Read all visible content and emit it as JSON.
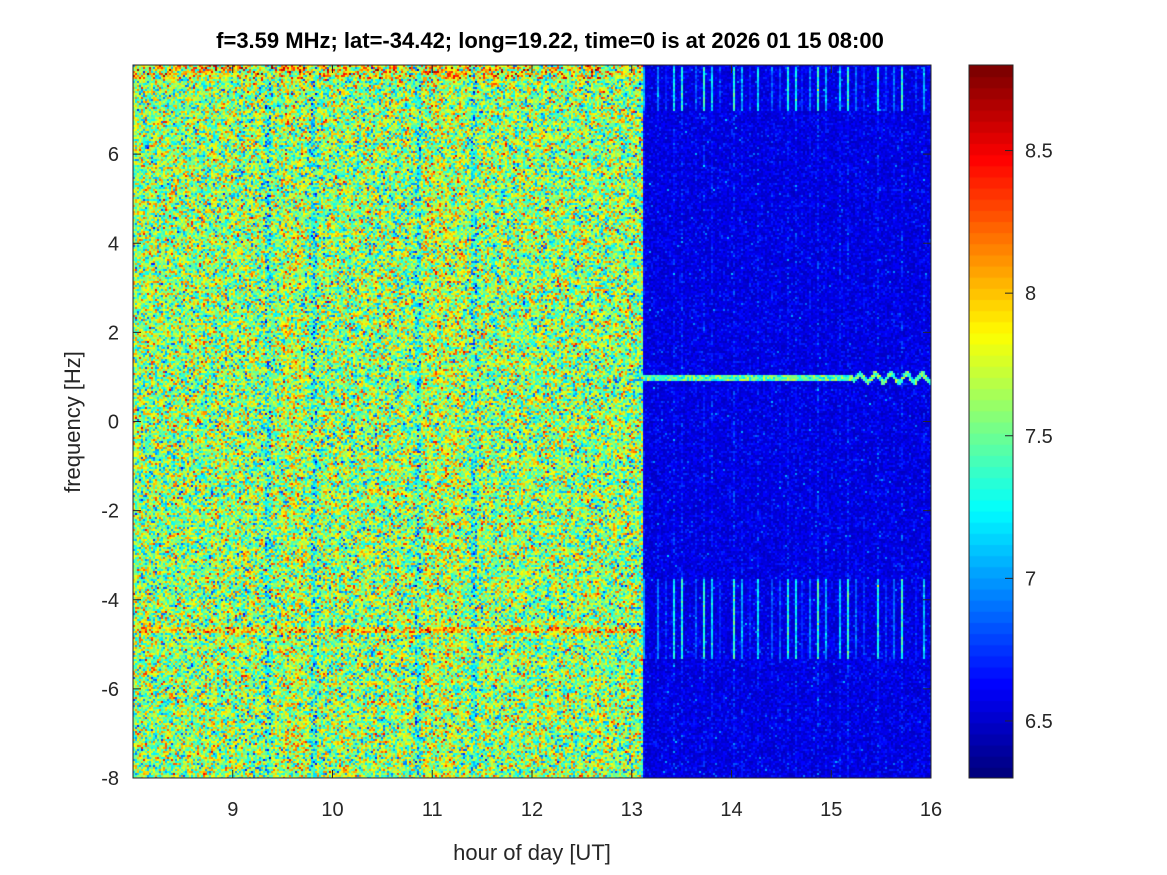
{
  "chart_data": {
    "type": "heatmap",
    "title": "f=3.59 MHz;  lat=-34.42; long=19.22, time=0 is at 2026 01 15 08:00",
    "xlabel": "hour of day [UT]",
    "ylabel": "frequency [Hz]",
    "xlim": [
      8,
      16
    ],
    "ylim": [
      -8,
      8
    ],
    "xticks": [
      9,
      10,
      11,
      12,
      13,
      14,
      15,
      16
    ],
    "yticks": [
      -8,
      -6,
      -4,
      -2,
      0,
      2,
      4,
      6
    ],
    "colormap": "jet",
    "colorbar": {
      "clim": [
        6.3,
        8.8
      ],
      "ticks": [
        6.5,
        7,
        7.5,
        8,
        8.5
      ],
      "tick_labels": [
        "6.5",
        "7",
        "7.5",
        "8",
        "8.5"
      ]
    },
    "regimes": [
      {
        "x_range": [
          8,
          13.1
        ],
        "mean_level": 7.6,
        "spread": 0.35
      },
      {
        "x_range": [
          13.1,
          16
        ],
        "mean_level": 6.45,
        "spread": 0.08
      }
    ],
    "low_level_stripes_hour": [
      9.35,
      9.8,
      10.85,
      11.4
    ],
    "high_level_bands_hour": [
      [
        9.5,
        9.7
      ],
      [
        10.9,
        11.3
      ]
    ],
    "horizontal_lines_hz": [
      -4.65,
      1.0,
      7.8
    ],
    "periodic_streak_interval_hour": 0.076,
    "streak_bands_hz": [
      [
        7.0,
        8.0
      ],
      [
        -5.3,
        -3.5
      ]
    ]
  }
}
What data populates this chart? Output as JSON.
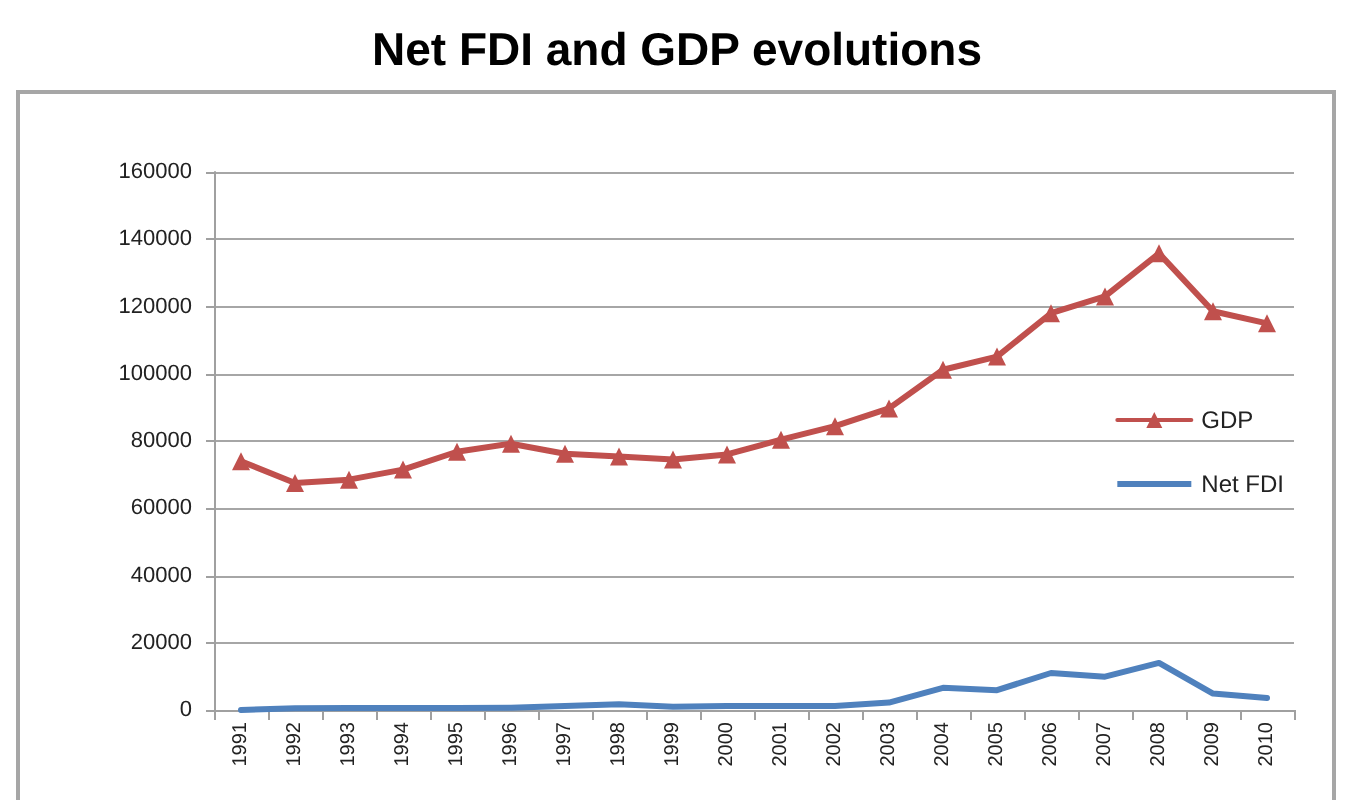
{
  "chart_data": {
    "type": "line",
    "title": "Net FDI and GDP evolutions",
    "categories": [
      "1991",
      "1992",
      "1993",
      "1994",
      "1995",
      "1996",
      "1997",
      "1998",
      "1999",
      "2000",
      "2001",
      "2002",
      "2003",
      "2004",
      "2005",
      "2006",
      "2007",
      "2008",
      "2009",
      "2010"
    ],
    "series": [
      {
        "name": "GDP",
        "color": "#c0504d",
        "marker": "triangle",
        "values": [
          74000,
          67500,
          68500,
          71500,
          76800,
          79200,
          76200,
          75400,
          74500,
          76000,
          80400,
          84400,
          89700,
          101200,
          105100,
          118000,
          123000,
          135800,
          118600,
          115000
        ]
      },
      {
        "name": "Net FDI",
        "color": "#4f81bd",
        "marker": "none",
        "values": [
          0,
          500,
          600,
          600,
          600,
          700,
          1200,
          1700,
          1000,
          1200,
          1200,
          1200,
          2200,
          6600,
          5900,
          11000,
          9900,
          14000,
          4900,
          3600
        ]
      }
    ],
    "ylim": [
      0,
      160000
    ],
    "yticks": [
      0,
      20000,
      40000,
      60000,
      80000,
      100000,
      120000,
      140000,
      160000
    ],
    "grid": "y",
    "legend": "right",
    "line_style": "solid"
  }
}
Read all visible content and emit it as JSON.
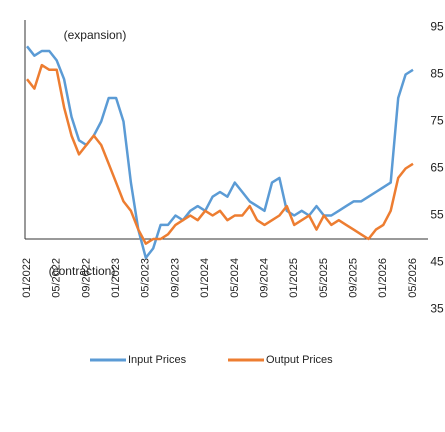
{
  "chart_data": {
    "type": "line",
    "annotations": [
      "(expansion)",
      "(contraction)"
    ],
    "categories": [
      "01/2022",
      null,
      null,
      null,
      "05/2022",
      null,
      null,
      null,
      "09/2022",
      null,
      null,
      null,
      "01/2023",
      null,
      null,
      null,
      "05/2023",
      null,
      null,
      null,
      "09/2023",
      null,
      null,
      null,
      "01/2024",
      null,
      null,
      null,
      "05/2024",
      null,
      null,
      null,
      "09/2024",
      null,
      null,
      null,
      "01/2025",
      null,
      null,
      null,
      "05/2025",
      null,
      null,
      null,
      "09/2025",
      null,
      null,
      null,
      "01/2026",
      null,
      null,
      null,
      "05/2026"
    ],
    "series": [
      {
        "name": "Input Prices",
        "color": "#5b9bd5",
        "values": [
          91,
          89,
          90,
          90,
          88,
          84,
          76,
          71,
          70,
          72,
          75,
          80,
          80,
          75,
          62,
          52,
          46,
          48,
          53,
          53,
          55,
          54,
          56,
          57,
          56,
          59,
          60,
          59,
          62,
          60,
          58,
          57,
          56,
          62,
          63,
          56,
          55,
          56,
          55,
          57,
          55,
          55,
          56,
          57,
          58,
          58,
          59,
          60,
          61,
          62,
          80,
          85,
          86
        ]
      },
      {
        "name": "Output Prices",
        "color": "#ed7d31",
        "values": [
          84,
          82,
          87,
          86,
          86,
          78,
          72,
          68,
          70,
          72,
          70,
          66,
          62,
          58,
          56,
          52,
          49,
          50,
          50,
          51,
          53,
          54,
          55,
          54,
          56,
          55,
          56,
          54,
          55,
          55,
          57,
          54,
          53,
          54,
          55,
          57,
          53,
          54,
          55,
          52,
          55,
          53,
          54,
          53,
          52,
          51,
          50,
          52,
          53,
          56,
          63,
          65,
          66
        ]
      }
    ],
    "ylim": [
      35,
      95
    ],
    "yticks": [
      35,
      45,
      55,
      65,
      75,
      85,
      95
    ],
    "hline": 50,
    "legend": "bottom"
  }
}
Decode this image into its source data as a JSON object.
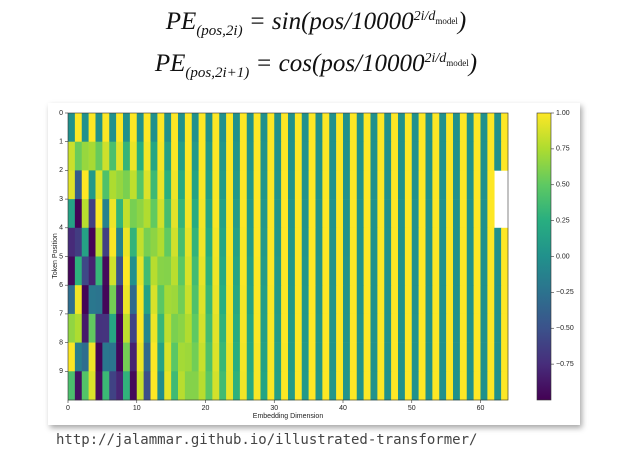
{
  "formulas": [
    {
      "lhs": "PE",
      "sub": "(pos,2i)",
      "rhs": "= sin(pos/10000",
      "exp": "2i/d",
      "exp_sub": "model",
      "close": ")"
    },
    {
      "lhs": "PE",
      "sub": "(pos,2i+1)",
      "rhs": "= cos(pos/10000",
      "exp": "2i/d",
      "exp_sub": "model",
      "close": ")"
    }
  ],
  "chart_data": {
    "type": "heatmap",
    "colormap": "viridis",
    "xlabel": "Embedding Dimension",
    "ylabel": "Token Position",
    "xlim": [
      0,
      64
    ],
    "xticks": [
      0,
      10,
      20,
      30,
      40,
      50,
      60
    ],
    "ylim": [
      0,
      10
    ],
    "yticks": [
      0,
      1,
      2,
      3,
      4,
      5,
      6,
      7,
      8,
      9
    ],
    "clim": [
      -1,
      1
    ],
    "cticks": [
      {
        "value": -0.75,
        "label": "−0.75"
      },
      {
        "value": -0.5,
        "label": "−0.50"
      },
      {
        "value": -0.25,
        "label": "−0.25"
      },
      {
        "value": 0,
        "label": "0.00"
      },
      {
        "value": 0.25,
        "label": "0.25"
      },
      {
        "value": 0.5,
        "label": "0.50"
      },
      {
        "value": 0.75,
        "label": "0.75"
      },
      {
        "value": 1,
        "label": "1.00"
      }
    ],
    "z": [
      [
        0,
        1,
        0,
        1,
        0,
        1,
        0,
        1,
        0,
        1,
        0,
        1,
        0,
        1,
        0,
        1,
        0,
        1,
        0,
        1,
        0,
        1,
        0,
        1,
        0,
        1,
        0,
        1,
        0,
        1,
        0,
        1,
        0,
        1,
        0,
        1,
        0,
        1,
        0,
        1,
        0,
        1,
        0,
        1,
        0,
        1,
        0,
        1,
        0,
        1,
        0,
        1,
        0,
        1,
        0,
        1,
        0,
        1,
        0,
        1,
        0,
        1,
        0,
        1
      ],
      [
        0.84,
        0.54,
        0.68,
        0.73,
        0.53,
        0.85,
        0.41,
        0.91,
        0.31,
        0.95,
        0.24,
        0.97,
        0.18,
        0.98,
        0.13,
        0.99,
        0.1,
        1,
        0.07,
        1,
        0.06,
        1,
        0.04,
        1,
        0.03,
        1,
        0.02,
        1,
        0.02,
        1,
        0.01,
        1,
        0.01,
        1,
        0.01,
        1,
        0.01,
        1,
        0,
        1,
        0,
        1,
        0,
        1,
        0,
        1,
        0,
        1,
        0,
        1,
        0,
        1,
        0,
        1,
        0,
        1,
        0,
        1,
        0,
        1,
        0,
        1,
        0,
        1
      ],
      [
        0.91,
        -0.42,
        1,
        0.07,
        0.9,
        0.43,
        0.75,
        0.67,
        0.59,
        0.81,
        0.46,
        0.89,
        0.35,
        0.94,
        0.26,
        0.96,
        0.2,
        0.98,
        0.15,
        0.99,
        0.11,
        0.99,
        0.08,
        1,
        0.06,
        1,
        0.05,
        1,
        0.04,
        1,
        0.03,
        1,
        0.02,
        1,
        0.02,
        1,
        0.01,
        1,
        0.01,
        1,
        0.01,
        1,
        0,
        1,
        0,
        1,
        0,
        1,
        0,
        1,
        0,
        1,
        0,
        1,
        0,
        1,
        0,
        1,
        0,
        1,
        0,
        1
      ],
      [
        0.14,
        -0.99,
        0.78,
        -0.63,
        0.99,
        -0.12,
        0.95,
        0.3,
        0.81,
        0.58,
        0.65,
        0.76,
        0.51,
        0.86,
        0.39,
        0.92,
        0.3,
        0.96,
        0.22,
        0.97,
        0.17,
        0.99,
        0.13,
        0.99,
        0.09,
        1,
        0.07,
        1,
        0.05,
        1,
        0.04,
        1,
        0.03,
        1,
        0.02,
        1,
        0.02,
        1,
        0.01,
        1,
        0.01,
        1,
        0.01,
        1,
        0.01,
        1,
        0,
        1,
        0,
        1,
        0,
        1,
        0,
        1,
        0,
        1,
        0,
        1,
        0,
        1,
        0,
        1
      ],
      [
        -0.76,
        -0.65,
        0.14,
        -0.99,
        0.78,
        -0.63,
        0.99,
        -0.12,
        0.95,
        0.3,
        0.81,
        0.58,
        0.65,
        0.76,
        0.51,
        0.86,
        0.39,
        0.92,
        0.3,
        0.96,
        0.22,
        0.97,
        0.17,
        0.99,
        0.13,
        0.99,
        0.09,
        1,
        0.07,
        1,
        0.05,
        1,
        0.04,
        1,
        0.03,
        1,
        0.02,
        1,
        0.02,
        1,
        0.01,
        1,
        0.01,
        1,
        0.01,
        1,
        0.01,
        1,
        0,
        1,
        0,
        1,
        0,
        1,
        0,
        1,
        0,
        1,
        0,
        1,
        0,
        1,
        0,
        1
      ],
      [
        -0.96,
        0.28,
        -0.57,
        -0.82,
        0.32,
        -0.95,
        0.86,
        -0.51,
        1,
        -0.01,
        0.93,
        0.37,
        0.78,
        0.63,
        0.62,
        0.79,
        0.48,
        0.88,
        0.37,
        0.93,
        0.28,
        0.96,
        0.21,
        0.98,
        0.16,
        0.99,
        0.12,
        0.99,
        0.09,
        1,
        0.07,
        1,
        0.05,
        1,
        0.04,
        1,
        0.03,
        1,
        0.02,
        1,
        0.02,
        1,
        0.01,
        1,
        0.01,
        1,
        0.01,
        1,
        0.01,
        1,
        0,
        1,
        0,
        1,
        0,
        1,
        0,
        1,
        0,
        1,
        0,
        1,
        0,
        1
      ],
      [
        -0.28,
        0.96,
        -0.98,
        -0.21,
        -0.23,
        -0.97,
        0.57,
        -0.82,
        0.95,
        -0.32,
        0.99,
        0.15,
        0.88,
        0.48,
        0.72,
        0.7,
        0.56,
        0.83,
        0.43,
        0.9,
        0.33,
        0.94,
        0.25,
        0.97,
        0.19,
        0.98,
        0.14,
        0.99,
        0.11,
        0.99,
        0.08,
        1,
        0.06,
        1,
        0.05,
        1,
        0.03,
        1,
        0.03,
        1,
        0.02,
        1,
        0.01,
        1,
        0.01,
        1,
        0.01,
        1,
        0.01,
        1,
        0,
        1,
        0,
        1,
        0,
        1,
        0,
        1,
        0,
        1,
        0,
        1,
        0,
        1
      ],
      [
        0.66,
        0.75,
        -0.86,
        0.51,
        -0.71,
        -0.7,
        0.19,
        -0.98,
        0.8,
        -0.6,
        1,
        -0.09,
        0.95,
        0.32,
        0.8,
        0.59,
        0.64,
        0.76,
        0.5,
        0.87,
        0.38,
        0.92,
        0.29,
        0.96,
        0.22,
        0.98,
        0.17,
        0.99,
        0.12,
        0.99,
        0.09,
        1,
        0.07,
        1,
        0.05,
        1,
        0.04,
        1,
        0.03,
        1,
        0.02,
        1,
        0.02,
        1,
        0.01,
        1,
        0.01,
        1,
        0.01,
        1,
        0.01,
        1,
        0,
        1,
        0,
        1,
        0,
        1,
        0,
        1,
        0,
        1,
        0,
        1
      ],
      [
        0.99,
        -0.15,
        -0.28,
        0.96,
        -0.98,
        -0.21,
        -0.23,
        -0.97,
        0.57,
        -0.82,
        0.95,
        -0.32,
        0.99,
        0.15,
        0.88,
        0.48,
        0.72,
        0.7,
        0.56,
        0.83,
        0.43,
        0.9,
        0.33,
        0.94,
        0.25,
        0.97,
        0.19,
        0.98,
        0.14,
        0.99,
        0.11,
        0.99,
        0.08,
        1,
        0.06,
        1,
        0.04,
        1,
        0.03,
        1,
        0.03,
        1,
        0.02,
        1,
        0.01,
        1,
        0.01,
        1,
        0.01,
        1,
        0.01,
        1,
        0,
        1,
        0,
        1,
        0,
        1,
        0,
        1,
        0,
        1,
        0,
        1
      ],
      [
        0.41,
        -0.91,
        0.45,
        0.89,
        -0.94,
        0.34,
        -0.61,
        -0.79,
        0.29,
        -0.96,
        0.84,
        -0.53,
        1,
        -0.03,
        0.93,
        0.36,
        0.78,
        0.62,
        0.62,
        0.78,
        0.48,
        0.87,
        0.37,
        0.93,
        0.28,
        0.96,
        0.21,
        0.98,
        0.16,
        0.99,
        0.12,
        0.99,
        0.09,
        1,
        0.07,
        1,
        0.05,
        1,
        0.04,
        1,
        0.03,
        1,
        0.02,
        1,
        0.02,
        1,
        0.01,
        1,
        0.01,
        1,
        0.01,
        1,
        0.01,
        1,
        0,
        1,
        0,
        1,
        0,
        1,
        0,
        1,
        0,
        1
      ]
    ]
  }
}
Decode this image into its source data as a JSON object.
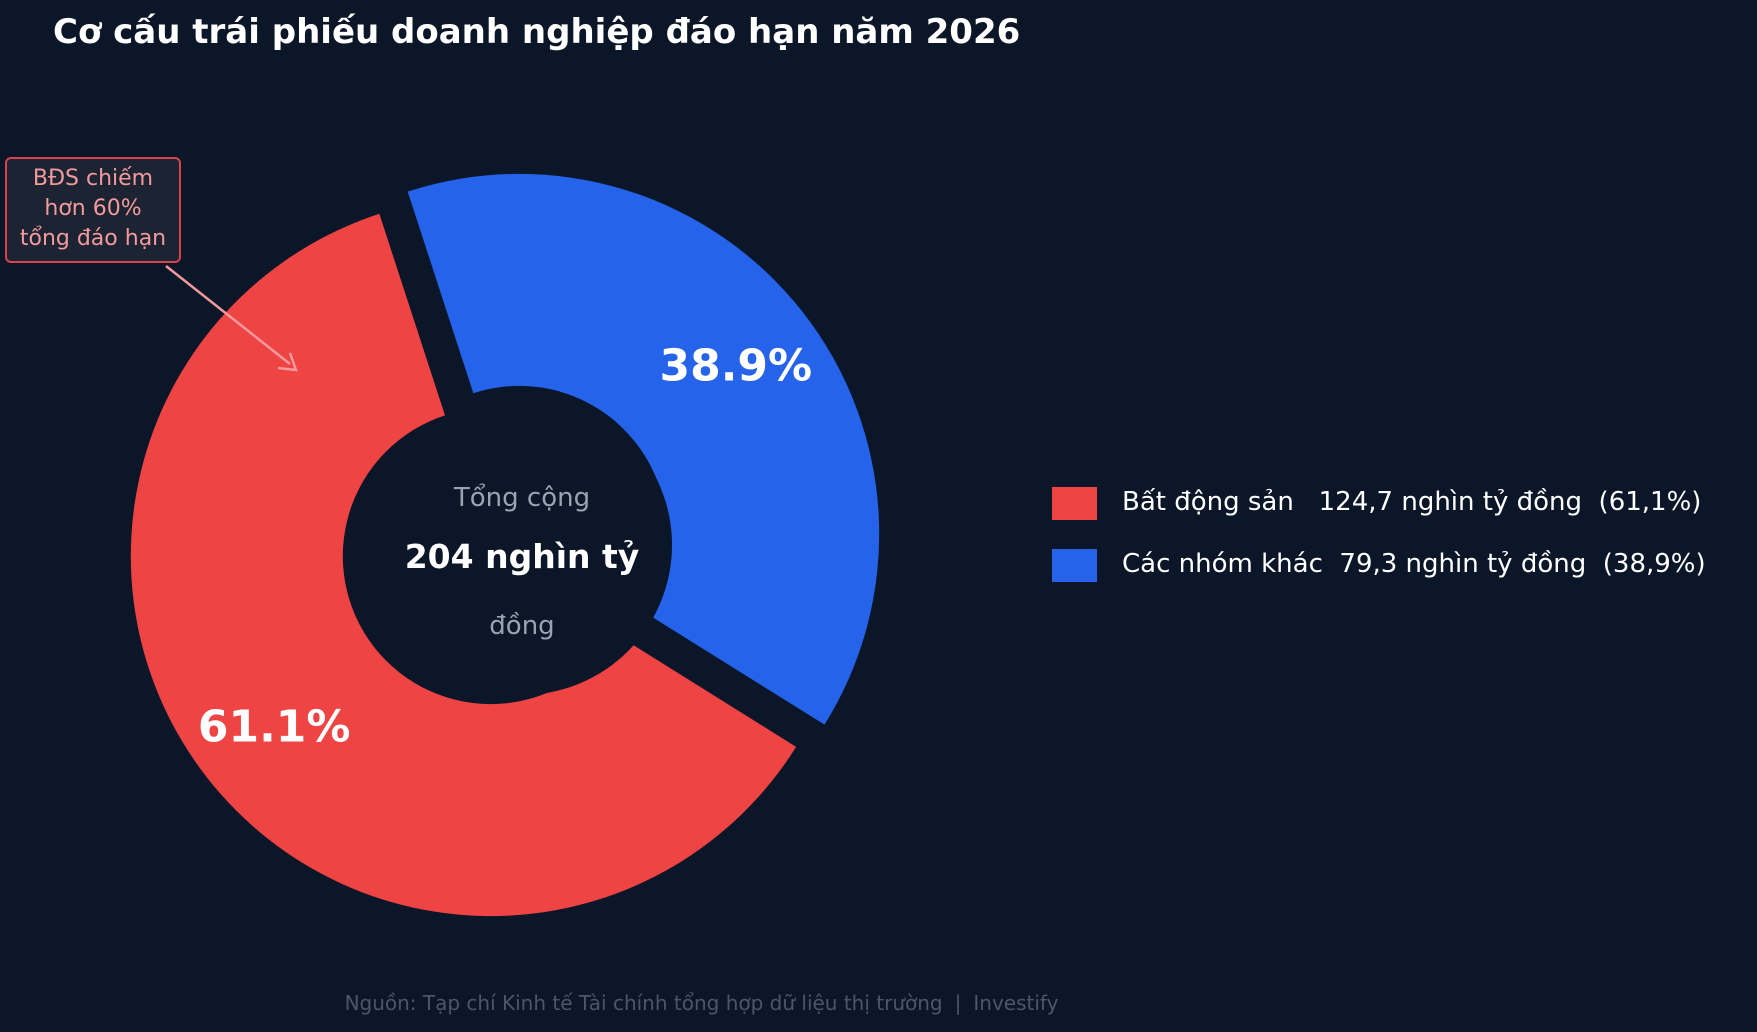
{
  "chart_data": {
    "type": "pie",
    "title": "Cơ cấu trái phiếu doanh nghiệp đáo hạn năm 2026",
    "categories": [
      "Bất động sản",
      "Các nhóm khác"
    ],
    "values": [
      61.1,
      38.9
    ],
    "slice_labels": [
      "61.1%",
      "38.9%"
    ],
    "colors": [
      "#ef4444",
      "#2563eb"
    ],
    "center": {
      "line1": "Tổng cộng",
      "line2": "204 nghìn tỷ",
      "line3": "đồng"
    },
    "legend": {
      "position": "right",
      "items": [
        {
          "label": "Bất động sản",
          "amount": "124,7 nghìn tỷ đồng",
          "pct": "(61,1%)"
        },
        {
          "label": "Các nhóm khác",
          "amount": "79,3 nghìn tỷ đồng",
          "pct": "(38,9%)"
        }
      ]
    },
    "annotation": {
      "lines": [
        "BĐS chiếm",
        "hơn 60%",
        "tổng đáo hạn"
      ]
    }
  },
  "footer": {
    "source": "Nguồn: Tạp chí Kinh tế Tài chính tổng hợp dữ liệu thị trường",
    "separator": "|",
    "brand": "Investify"
  }
}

——

◆ **TASK REQUIREMENTS**: Copy all lines of the listing above that contain the string "Prices".

◆ **REPLY TO THE TASK**:
        "name": "Input Prices",
        "name": "Output Prices",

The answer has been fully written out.